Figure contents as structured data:
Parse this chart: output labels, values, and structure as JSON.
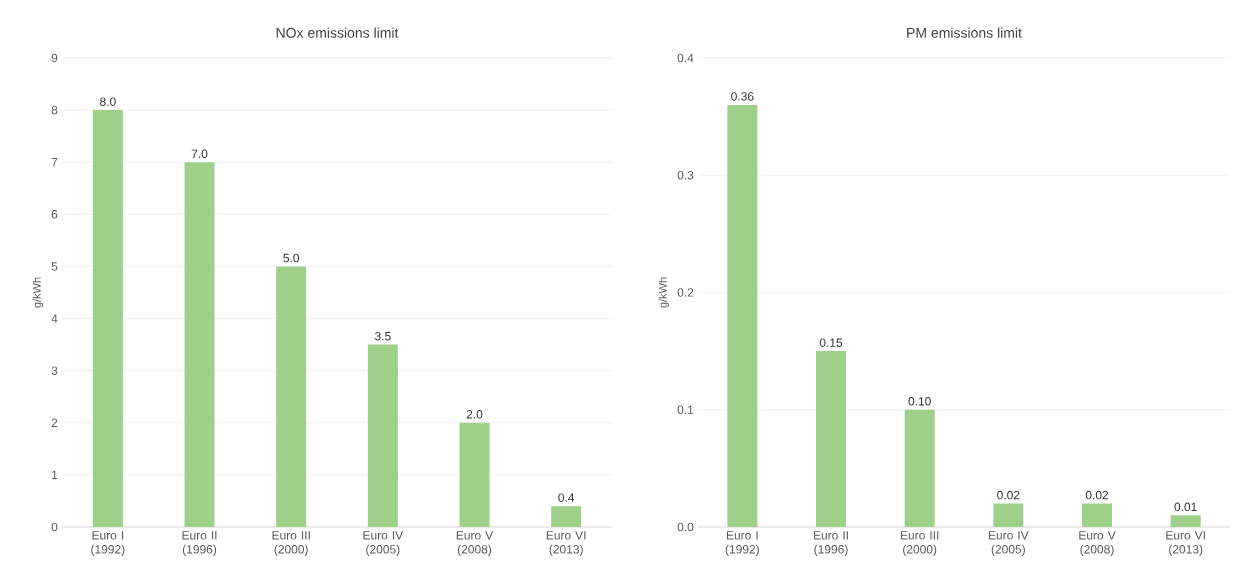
{
  "chart_data": [
    {
      "type": "bar",
      "title": "NOx emissions limit",
      "ylabel": "g/kWh",
      "categories": [
        "Euro I (1992)",
        "Euro II (1996)",
        "Euro III (2000)",
        "Euro IV (2005)",
        "Euro V (2008)",
        "Euro VI (2013)"
      ],
      "values": [
        8.0,
        7.0,
        5.0,
        3.5,
        2.0,
        0.4
      ],
      "value_labels": [
        "8.0",
        "7.0",
        "5.0",
        "3.5",
        "2.0",
        "0.4"
      ],
      "color": "#9fd08a",
      "ylim": [
        0,
        9
      ],
      "yticks": [
        0,
        1,
        2,
        3,
        4,
        5,
        6,
        7,
        8,
        9
      ],
      "grid": "y"
    },
    {
      "type": "bar",
      "title": "PM emissions limit",
      "ylabel": "g/kWh",
      "categories": [
        "Euro I (1992)",
        "Euro II (1996)",
        "Euro III (2000)",
        "Euro IV (2005)",
        "Euro V (2008)",
        "Euro VI (2013)"
      ],
      "values": [
        0.36,
        0.15,
        0.1,
        0.02,
        0.02,
        0.01
      ],
      "value_labels": [
        "0.36",
        "0.15",
        "0.10",
        "0.02",
        "0.02",
        "0.01"
      ],
      "color": "#9fd08a",
      "ylim": [
        0,
        0.4
      ],
      "yticks": [
        {
          "value": 0,
          "label": "0.0"
        },
        {
          "value": 0.1,
          "label": "0.1"
        },
        {
          "value": 0.2,
          "label": "0.2"
        },
        {
          "value": 0.3,
          "label": "0.3"
        },
        {
          "value": 0.4,
          "label": "0.4"
        }
      ],
      "grid": "y"
    }
  ]
}
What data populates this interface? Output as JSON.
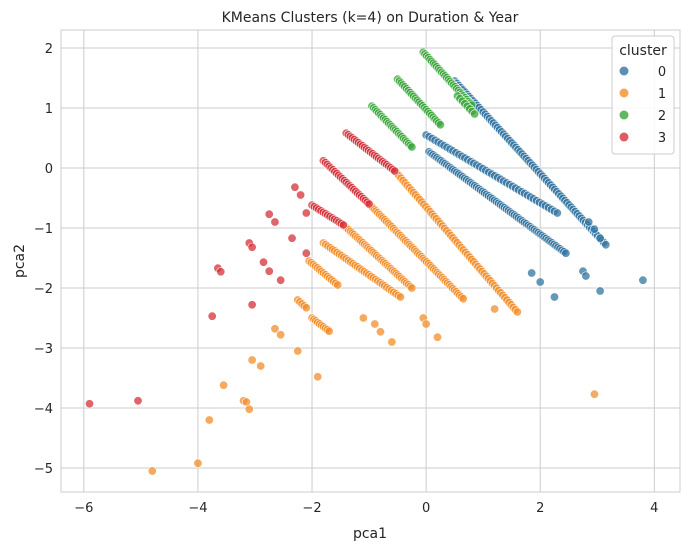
{
  "chart_data": {
    "type": "scatter",
    "title": "KMeans Clusters (k=4) on Duration & Year",
    "xlabel": "pca1",
    "ylabel": "pca2",
    "xlim": [
      -6.4,
      4.45
    ],
    "ylim": [
      -5.4,
      2.3
    ],
    "xticks": [
      -6,
      -4,
      -2,
      0,
      2,
      4
    ],
    "yticks": [
      -5,
      -4,
      -3,
      -2,
      -1,
      0,
      1,
      2
    ],
    "grid": true,
    "legend": {
      "title": "cluster",
      "position": "top-right",
      "labels": [
        "0",
        "1",
        "2",
        "3"
      ]
    },
    "colors": [
      "#3274a1",
      "#f28e2b",
      "#3aa63a",
      "#d5323a"
    ],
    "series": [
      {
        "name": "0",
        "segments": [
          {
            "start": [
              0.05,
              0.27
            ],
            "end": [
              2.45,
              -1.42
            ],
            "n": 70
          },
          {
            "start": [
              0.5,
              1.45
            ],
            "end": [
              3.15,
              -1.28
            ],
            "n": 75
          },
          {
            "start": [
              0.0,
              0.55
            ],
            "end": [
              2.3,
              -0.75
            ],
            "n": 45
          }
        ],
        "points": [
          [
            1.85,
            -1.75
          ],
          [
            2.0,
            -1.9
          ],
          [
            2.25,
            -2.15
          ],
          [
            2.75,
            -1.72
          ],
          [
            2.8,
            -1.8
          ],
          [
            2.95,
            -1.02
          ],
          [
            2.85,
            -0.9
          ],
          [
            3.05,
            -1.17
          ],
          [
            3.05,
            -2.05
          ],
          [
            3.8,
            -1.87
          ]
        ]
      },
      {
        "name": "1",
        "segments": [
          {
            "start": [
              -0.55,
              -0.05
            ],
            "end": [
              1.6,
              -2.4
            ],
            "n": 60
          },
          {
            "start": [
              -1.0,
              -0.6
            ],
            "end": [
              0.65,
              -2.18
            ],
            "n": 55
          },
          {
            "start": [
              -1.45,
              -0.95
            ],
            "end": [
              -0.25,
              -2.0
            ],
            "n": 40
          },
          {
            "start": [
              -1.8,
              -1.25
            ],
            "end": [
              -0.45,
              -2.15
            ],
            "n": 35
          },
          {
            "start": [
              -2.05,
              -1.55
            ],
            "end": [
              -1.55,
              -1.95
            ],
            "n": 15
          },
          {
            "start": [
              -2.0,
              -2.5
            ],
            "end": [
              -1.7,
              -2.72
            ],
            "n": 10
          },
          {
            "start": [
              -2.25,
              -2.2
            ],
            "end": [
              -2.1,
              -2.33
            ],
            "n": 5
          }
        ],
        "points": [
          [
            -1.1,
            -2.5
          ],
          [
            -0.9,
            -2.6
          ],
          [
            -0.8,
            -2.73
          ],
          [
            -0.6,
            -2.9
          ],
          [
            -0.05,
            -2.5
          ],
          [
            0.0,
            -2.6
          ],
          [
            0.2,
            -2.82
          ],
          [
            1.2,
            -2.35
          ],
          [
            -2.65,
            -2.68
          ],
          [
            -2.55,
            -2.78
          ],
          [
            -2.25,
            -3.05
          ],
          [
            -1.9,
            -3.48
          ],
          [
            -3.05,
            -3.2
          ],
          [
            -2.9,
            -3.3
          ],
          [
            -3.55,
            -3.62
          ],
          [
            -3.2,
            -3.88
          ],
          [
            -3.15,
            -3.9
          ],
          [
            -3.1,
            -4.02
          ],
          [
            -3.8,
            -4.2
          ],
          [
            -4.0,
            -4.92
          ],
          [
            -4.8,
            -5.05
          ],
          [
            2.95,
            -3.77
          ]
        ]
      },
      {
        "name": "2",
        "segments": [
          {
            "start": [
              -0.05,
              1.93
            ],
            "end": [
              0.8,
              1.05
            ],
            "n": 30
          },
          {
            "start": [
              -0.5,
              1.48
            ],
            "end": [
              0.25,
              0.72
            ],
            "n": 25
          },
          {
            "start": [
              -0.95,
              1.03
            ],
            "end": [
              -0.25,
              0.35
            ],
            "n": 25
          },
          {
            "start": [
              0.55,
              1.2
            ],
            "end": [
              0.85,
              0.9
            ],
            "n": 8
          }
        ],
        "points": []
      },
      {
        "name": "3",
        "segments": [
          {
            "start": [
              -1.4,
              0.58
            ],
            "end": [
              -0.55,
              -0.05
            ],
            "n": 25
          },
          {
            "start": [
              -1.8,
              0.12
            ],
            "end": [
              -1.0,
              -0.6
            ],
            "n": 25
          },
          {
            "start": [
              -2.0,
              -0.62
            ],
            "end": [
              -1.45,
              -0.95
            ],
            "n": 15
          }
        ],
        "points": [
          [
            -2.3,
            -0.32
          ],
          [
            -2.2,
            -0.45
          ],
          [
            -2.1,
            -0.75
          ],
          [
            -2.75,
            -0.77
          ],
          [
            -2.65,
            -0.9
          ],
          [
            -2.35,
            -1.17
          ],
          [
            -2.1,
            -1.42
          ],
          [
            -3.1,
            -1.25
          ],
          [
            -3.05,
            -1.32
          ],
          [
            -2.85,
            -1.57
          ],
          [
            -2.75,
            -1.72
          ],
          [
            -2.55,
            -1.87
          ],
          [
            -3.65,
            -1.67
          ],
          [
            -3.6,
            -1.73
          ],
          [
            -3.05,
            -2.28
          ],
          [
            -3.75,
            -2.47
          ],
          [
            -5.05,
            -3.88
          ],
          [
            -5.9,
            -3.93
          ]
        ]
      }
    ]
  }
}
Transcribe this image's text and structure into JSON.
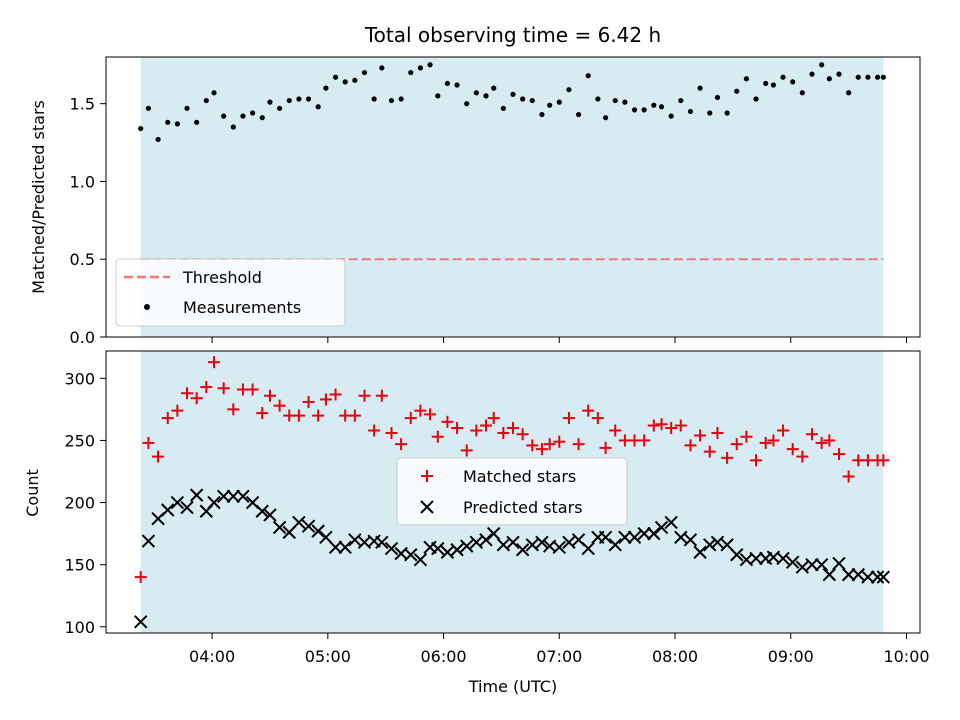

What the task asks
The records above are to be restated exactly, without their pictures.

Correct result
Parse this chart: output labels, values, and structure as JSON.
{
  "chart_data": [
    {
      "type": "bar",
      "title": "NOx emissions limit",
      "ylabel": "g/kWh",
      "categories": [
        "Euro I (1992)",
        "Euro II (1996)",
        "Euro III (2000)",
        "Euro IV (2005)",
        "Euro V (2008)",
        "Euro VI (2013)"
      ],
      "values": [
        8.0,
        7.0,
        5.0,
        3.5,
        2.0,
        0.4
      ],
      "value_labels": [
        "8.0",
        "7.0",
        "5.0",
        "3.5",
        "2.0",
        "0.4"
      ],
      "color": "#9fd08a",
      "ylim": [
        0,
        9
      ],
      "yticks": [
        0,
        1,
        2,
        3,
        4,
        5,
        6,
        7,
        8,
        9
      ],
      "grid": "y"
    },
    {
      "type": "bar",
      "title": "PM emissions limit",
      "ylabel": "g/kWh",
      "categories": [
        "Euro I (1992)",
        "Euro II (1996)",
        "Euro III (2000)",
        "Euro IV (2005)",
        "Euro V (2008)",
        "Euro VI (2013)"
      ],
      "values": [
        0.36,
        0.15,
        0.1,
        0.02,
        0.02,
        0.01
      ],
      "value_labels": [
        "0.36",
        "0.15",
        "0.10",
        "0.02",
        "0.02",
        "0.01"
      ],
      "color": "#9fd08a",
      "ylim": [
        0,
        0.4
      ],
      "yticks": [
        {
          "value": 0,
          "label": "0.0"
        },
        {
          "value": 0.1,
          "label": "0.1"
        },
        {
          "value": 0.2,
          "label": "0.2"
        },
        {
          "value": 0.3,
          "label": "0.3"
        },
        {
          "value": 0.4,
          "label": "0.4"
        }
      ],
      "grid": "y"
    }
  ]
}
What data populates this interface? Output as JSON.
{
  "chart_data": {
    "type": "scatter",
    "title": "KMeans Clusters (k=4) on Duration & Year",
    "xlabel": "pca1",
    "ylabel": "pca2",
    "xlim": [
      -6.4,
      4.45
    ],
    "ylim": [
      -5.4,
      2.3
    ],
    "xticks": [
      -6,
      -4,
      -2,
      0,
      2,
      4
    ],
    "yticks": [
      -5,
      -4,
      -3,
      -2,
      -1,
      0,
      1,
      2
    ],
    "grid": true,
    "legend": {
      "title": "cluster",
      "position": "top-right",
      "labels": [
        "0",
        "1",
        "2",
        "3"
      ]
    },
    "colors": [
      "#3274a1",
      "#f28e2b",
      "#3aa63a",
      "#d5323a"
    ],
    "series": [
      {
        "name": "0",
        "segments": [
          {
            "start": [
              0.05,
              0.27
            ],
            "end": [
              2.45,
              -1.42
            ],
            "n": 70
          },
          {
            "start": [
              0.5,
              1.45
            ],
            "end": [
              3.15,
              -1.28
            ],
            "n": 75
          },
          {
            "start": [
              0.0,
              0.55
            ],
            "end": [
              2.3,
              -0.75
            ],
            "n": 45
          }
        ],
        "points": [
          [
            1.85,
            -1.75
          ],
          [
            2.0,
            -1.9
          ],
          [
            2.25,
            -2.15
          ],
          [
            2.75,
            -1.72
          ],
          [
            2.8,
            -1.8
          ],
          [
            2.95,
            -1.02
          ],
          [
            2.85,
            -0.9
          ],
          [
            3.05,
            -1.17
          ],
          [
            3.05,
            -2.05
          ],
          [
            3.8,
            -1.87
          ]
        ]
      },
      {
        "name": "1",
        "segments": [
          {
            "start": [
              -0.55,
              -0.05
            ],
            "end": [
              1.6,
              -2.4
            ],
            "n": 60
          },
          {
            "start": [
              -1.0,
              -0.6
            ],
            "end": [
              0.65,
              -2.18
            ],
            "n": 55
          },
          {
            "start": [
              -1.45,
              -0.95
            ],
            "end": [
              -0.25,
              -2.0
            ],
            "n": 40
          },
          {
            "start": [
              -1.8,
              -1.25
            ],
            "end": [
              -0.45,
              -2.15
            ],
            "n": 35
          },
          {
            "start": [
              -2.05,
              -1.55
            ],
            "end": [
              -1.55,
              -1.95
            ],
            "n": 15
          },
          {
            "start": [
              -2.0,
              -2.5
            ],
            "end": [
              -1.7,
              -2.72
            ],
            "n": 10
          },
          {
            "start": [
              -2.25,
              -2.2
            ],
            "end": [
              -2.1,
              -2.33
            ],
            "n": 5
          }
        ],
        "points": [
          [
            -1.1,
            -2.5
          ],
          [
            -0.9,
            -2.6
          ],
          [
            -0.8,
            -2.73
          ],
          [
            -0.6,
            -2.9
          ],
          [
            -0.05,
            -2.5
          ],
          [
            0.0,
            -2.6
          ],
          [
            0.2,
            -2.82
          ],
          [
            1.2,
            -2.35
          ],
          [
            -2.65,
            -2.68
          ],
          [
            -2.55,
            -2.78
          ],
          [
            -2.25,
            -3.05
          ],
          [
            -1.9,
            -3.48
          ],
          [
            -3.05,
            -3.2
          ],
          [
            -2.9,
            -3.3
          ],
          [
            -3.55,
            -3.62
          ],
          [
            -3.2,
            -3.88
          ],
          [
            -3.15,
            -3.9
          ],
          [
            -3.1,
            -4.02
          ],
          [
            -3.8,
            -4.2
          ],
          [
            -4.0,
            -4.92
          ],
          [
            -4.8,
            -5.05
          ],
          [
            2.95,
            -3.77
          ]
        ]
      },
      {
        "name": "2",
        "segments": [
          {
            "start": [
              -0.05,
              1.93
            ],
            "end": [
              0.8,
              1.05
            ],
            "n": 30
          },
          {
            "start": [
              -0.5,
              1.48
            ],
            "end": [
              0.25,
              0.72
            ],
            "n": 25
          },
          {
            "start": [
              -0.95,
              1.03
            ],
            "end": [
              -0.25,
              0.35
            ],
            "n": 25
          },
          {
            "start": [
              0.55,
              1.2
            ],
            "end": [
              0.85,
              0.9
            ],
            "n": 8
          }
        ],
        "points": []
      },
      {
        "name": "3",
        "segments": [
          {
            "start": [
              -1.4,
              0.58
            ],
            "end": [
              -0.55,
              -0.05
            ],
            "n": 25
          },
          {
            "start": [
              -1.8,
              0.12
            ],
            "end": [
              -1.0,
              -0.6
            ],
            "n": 25
          },
          {
            "start": [
              -2.0,
              -0.62
            ],
            "end": [
              -1.45,
              -0.95
            ],
            "n": 15
          }
        ],
        "points": [
          [
            -2.3,
            -0.32
          ],
          [
            -2.2,
            -0.45
          ],
          [
            -2.1,
            -0.75
          ],
          [
            -2.75,
            -0.77
          ],
          [
            -2.65,
            -0.9
          ],
          [
            -2.35,
            -1.17
          ],
          [
            -2.1,
            -1.42
          ],
          [
            -3.1,
            -1.25
          ],
          [
            -3.05,
            -1.32
          ],
          [
            -2.85,
            -1.57
          ],
          [
            -2.75,
            -1.72
          ],
          [
            -2.55,
            -1.87
          ],
          [
            -3.65,
            -1.67
          ],
          [
            -3.6,
            -1.73
          ],
          [
            -3.05,
            -2.28
          ],
          [
            -3.75,
            -2.47
          ],
          [
            -5.05,
            -3.88
          ],
          [
            -5.9,
            -3.93
          ]
        ]
      }
    ]
  }
}
Transcribe this image's text and structure into JSON.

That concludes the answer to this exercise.